-- BEGIN Provided information --

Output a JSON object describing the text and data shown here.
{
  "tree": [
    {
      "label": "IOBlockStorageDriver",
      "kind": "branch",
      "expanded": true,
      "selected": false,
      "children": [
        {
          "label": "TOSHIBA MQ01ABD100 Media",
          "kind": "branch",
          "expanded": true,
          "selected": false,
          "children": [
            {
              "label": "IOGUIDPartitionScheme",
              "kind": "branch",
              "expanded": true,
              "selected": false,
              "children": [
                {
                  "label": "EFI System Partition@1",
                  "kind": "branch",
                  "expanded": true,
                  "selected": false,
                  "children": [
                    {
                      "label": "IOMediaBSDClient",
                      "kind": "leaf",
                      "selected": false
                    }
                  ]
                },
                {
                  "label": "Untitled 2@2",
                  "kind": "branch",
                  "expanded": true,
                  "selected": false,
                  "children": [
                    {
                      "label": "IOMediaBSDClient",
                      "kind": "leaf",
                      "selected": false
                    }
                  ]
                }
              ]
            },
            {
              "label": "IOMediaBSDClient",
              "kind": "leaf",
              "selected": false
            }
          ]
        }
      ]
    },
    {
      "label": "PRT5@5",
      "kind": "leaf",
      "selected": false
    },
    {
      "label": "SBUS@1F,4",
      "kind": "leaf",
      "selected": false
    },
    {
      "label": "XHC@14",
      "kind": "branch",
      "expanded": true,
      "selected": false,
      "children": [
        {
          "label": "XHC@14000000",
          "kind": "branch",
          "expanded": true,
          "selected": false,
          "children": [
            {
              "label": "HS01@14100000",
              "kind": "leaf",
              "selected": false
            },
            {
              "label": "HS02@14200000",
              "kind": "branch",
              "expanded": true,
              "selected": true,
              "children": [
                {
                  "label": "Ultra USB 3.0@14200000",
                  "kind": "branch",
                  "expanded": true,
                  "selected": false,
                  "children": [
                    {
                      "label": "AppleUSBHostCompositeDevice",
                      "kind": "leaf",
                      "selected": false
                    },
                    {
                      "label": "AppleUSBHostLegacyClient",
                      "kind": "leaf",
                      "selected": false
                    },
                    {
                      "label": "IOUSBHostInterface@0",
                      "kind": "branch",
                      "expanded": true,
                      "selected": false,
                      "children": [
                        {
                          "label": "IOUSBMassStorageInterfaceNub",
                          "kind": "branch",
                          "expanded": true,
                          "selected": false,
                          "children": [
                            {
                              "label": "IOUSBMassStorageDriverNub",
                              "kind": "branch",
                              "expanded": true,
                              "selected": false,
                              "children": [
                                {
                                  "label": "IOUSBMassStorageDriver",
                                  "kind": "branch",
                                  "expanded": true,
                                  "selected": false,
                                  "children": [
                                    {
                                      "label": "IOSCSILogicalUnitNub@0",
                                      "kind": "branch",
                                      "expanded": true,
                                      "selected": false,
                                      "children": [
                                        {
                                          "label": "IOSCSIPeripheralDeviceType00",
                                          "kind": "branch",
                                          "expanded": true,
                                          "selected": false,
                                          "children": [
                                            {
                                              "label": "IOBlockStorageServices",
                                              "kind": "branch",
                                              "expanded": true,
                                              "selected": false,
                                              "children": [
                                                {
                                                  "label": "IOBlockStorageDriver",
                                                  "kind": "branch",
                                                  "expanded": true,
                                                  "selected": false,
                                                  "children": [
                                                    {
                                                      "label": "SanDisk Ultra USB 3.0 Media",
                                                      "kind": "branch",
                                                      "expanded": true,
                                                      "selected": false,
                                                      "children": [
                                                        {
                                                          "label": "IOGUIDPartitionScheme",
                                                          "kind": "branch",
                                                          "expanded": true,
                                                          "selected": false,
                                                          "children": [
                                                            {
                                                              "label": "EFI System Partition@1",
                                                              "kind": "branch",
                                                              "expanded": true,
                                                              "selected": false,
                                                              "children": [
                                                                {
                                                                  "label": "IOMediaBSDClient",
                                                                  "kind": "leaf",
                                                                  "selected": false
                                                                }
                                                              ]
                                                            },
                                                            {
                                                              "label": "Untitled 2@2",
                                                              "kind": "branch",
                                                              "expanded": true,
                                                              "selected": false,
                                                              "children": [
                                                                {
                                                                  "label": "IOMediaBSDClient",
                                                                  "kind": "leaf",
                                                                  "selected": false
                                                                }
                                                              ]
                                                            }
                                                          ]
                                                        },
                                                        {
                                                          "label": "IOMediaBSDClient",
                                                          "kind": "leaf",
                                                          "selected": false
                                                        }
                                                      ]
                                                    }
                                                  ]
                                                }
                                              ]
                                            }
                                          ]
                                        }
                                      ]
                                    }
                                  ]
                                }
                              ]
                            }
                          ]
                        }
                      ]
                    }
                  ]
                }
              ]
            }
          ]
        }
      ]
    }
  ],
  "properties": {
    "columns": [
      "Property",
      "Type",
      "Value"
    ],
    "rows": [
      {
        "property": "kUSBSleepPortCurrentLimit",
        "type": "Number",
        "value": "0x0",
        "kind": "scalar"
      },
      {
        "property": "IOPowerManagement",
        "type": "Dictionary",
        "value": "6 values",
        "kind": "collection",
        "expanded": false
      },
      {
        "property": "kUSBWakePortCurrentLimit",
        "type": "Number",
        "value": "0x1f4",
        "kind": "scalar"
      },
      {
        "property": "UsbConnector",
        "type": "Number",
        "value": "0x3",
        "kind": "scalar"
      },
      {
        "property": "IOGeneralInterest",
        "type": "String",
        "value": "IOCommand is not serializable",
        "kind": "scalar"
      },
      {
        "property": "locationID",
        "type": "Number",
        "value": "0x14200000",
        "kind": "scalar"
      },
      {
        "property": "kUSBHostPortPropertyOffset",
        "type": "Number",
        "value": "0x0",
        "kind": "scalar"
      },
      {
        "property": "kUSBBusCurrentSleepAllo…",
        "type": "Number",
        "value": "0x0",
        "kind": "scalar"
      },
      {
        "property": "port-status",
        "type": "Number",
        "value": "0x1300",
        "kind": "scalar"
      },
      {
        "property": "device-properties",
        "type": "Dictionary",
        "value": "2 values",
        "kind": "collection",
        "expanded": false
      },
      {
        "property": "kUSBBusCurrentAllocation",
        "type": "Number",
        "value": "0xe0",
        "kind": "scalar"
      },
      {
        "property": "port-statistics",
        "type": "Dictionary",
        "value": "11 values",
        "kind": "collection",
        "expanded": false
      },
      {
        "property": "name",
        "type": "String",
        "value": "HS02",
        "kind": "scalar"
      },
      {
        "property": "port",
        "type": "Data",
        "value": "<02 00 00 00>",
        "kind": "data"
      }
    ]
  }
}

-- END Provided information --
-- BEGIN Provided information --

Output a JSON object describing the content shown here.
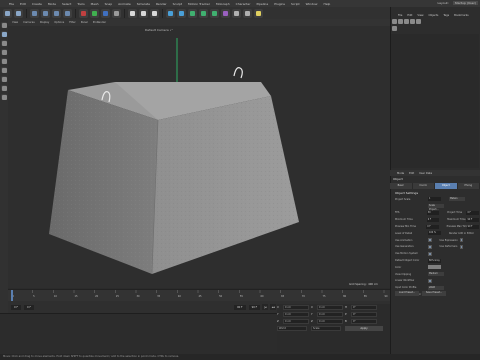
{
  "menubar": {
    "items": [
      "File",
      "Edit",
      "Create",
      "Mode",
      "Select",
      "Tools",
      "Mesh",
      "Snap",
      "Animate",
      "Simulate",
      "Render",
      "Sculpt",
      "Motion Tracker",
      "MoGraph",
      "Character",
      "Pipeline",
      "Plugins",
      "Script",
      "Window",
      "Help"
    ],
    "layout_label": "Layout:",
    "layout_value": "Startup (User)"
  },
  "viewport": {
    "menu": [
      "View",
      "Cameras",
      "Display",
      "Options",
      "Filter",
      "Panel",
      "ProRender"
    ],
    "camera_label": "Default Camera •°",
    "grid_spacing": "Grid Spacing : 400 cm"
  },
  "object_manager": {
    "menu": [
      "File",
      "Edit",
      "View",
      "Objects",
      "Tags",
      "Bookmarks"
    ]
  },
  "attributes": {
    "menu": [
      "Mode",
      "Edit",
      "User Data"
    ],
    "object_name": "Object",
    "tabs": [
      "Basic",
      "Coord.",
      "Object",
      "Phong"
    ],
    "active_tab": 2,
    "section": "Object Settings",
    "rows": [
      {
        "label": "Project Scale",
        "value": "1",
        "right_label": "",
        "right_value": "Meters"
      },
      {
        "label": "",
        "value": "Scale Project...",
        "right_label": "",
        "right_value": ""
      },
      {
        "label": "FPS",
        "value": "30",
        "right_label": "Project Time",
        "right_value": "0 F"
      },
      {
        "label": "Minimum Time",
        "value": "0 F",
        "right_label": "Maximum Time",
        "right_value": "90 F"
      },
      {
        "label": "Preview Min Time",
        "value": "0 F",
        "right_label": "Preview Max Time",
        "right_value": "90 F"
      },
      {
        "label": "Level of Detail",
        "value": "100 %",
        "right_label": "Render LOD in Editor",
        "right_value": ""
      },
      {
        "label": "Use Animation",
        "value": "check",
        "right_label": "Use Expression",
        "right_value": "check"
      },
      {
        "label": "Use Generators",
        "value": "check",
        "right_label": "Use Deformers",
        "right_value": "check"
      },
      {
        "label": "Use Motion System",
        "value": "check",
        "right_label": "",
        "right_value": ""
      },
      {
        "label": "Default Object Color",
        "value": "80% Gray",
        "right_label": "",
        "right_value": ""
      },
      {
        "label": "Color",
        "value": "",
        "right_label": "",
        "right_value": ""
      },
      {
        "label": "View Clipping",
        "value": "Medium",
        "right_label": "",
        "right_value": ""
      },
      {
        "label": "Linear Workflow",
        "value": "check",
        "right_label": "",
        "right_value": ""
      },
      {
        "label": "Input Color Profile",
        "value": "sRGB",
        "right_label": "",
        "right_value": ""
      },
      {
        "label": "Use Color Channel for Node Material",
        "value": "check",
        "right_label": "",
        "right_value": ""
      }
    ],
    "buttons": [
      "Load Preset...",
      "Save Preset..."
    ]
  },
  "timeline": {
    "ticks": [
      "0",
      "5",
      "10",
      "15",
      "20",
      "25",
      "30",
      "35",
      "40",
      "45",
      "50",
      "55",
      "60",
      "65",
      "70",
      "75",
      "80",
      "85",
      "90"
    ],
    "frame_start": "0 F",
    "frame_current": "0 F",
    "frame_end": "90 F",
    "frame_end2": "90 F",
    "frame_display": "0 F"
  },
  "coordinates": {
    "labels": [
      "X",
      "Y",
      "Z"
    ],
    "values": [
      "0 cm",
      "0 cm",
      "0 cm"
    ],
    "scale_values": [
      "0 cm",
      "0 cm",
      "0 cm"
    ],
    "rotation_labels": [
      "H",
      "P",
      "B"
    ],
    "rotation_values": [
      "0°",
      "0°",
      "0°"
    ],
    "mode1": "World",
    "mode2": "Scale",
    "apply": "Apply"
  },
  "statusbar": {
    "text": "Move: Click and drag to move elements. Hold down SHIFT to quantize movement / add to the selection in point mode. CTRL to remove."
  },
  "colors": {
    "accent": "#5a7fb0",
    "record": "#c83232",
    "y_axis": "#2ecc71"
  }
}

-- END Provided information --

Of the lines above, how many include the word "here"? Reply with the number only.

* **Correct result**
2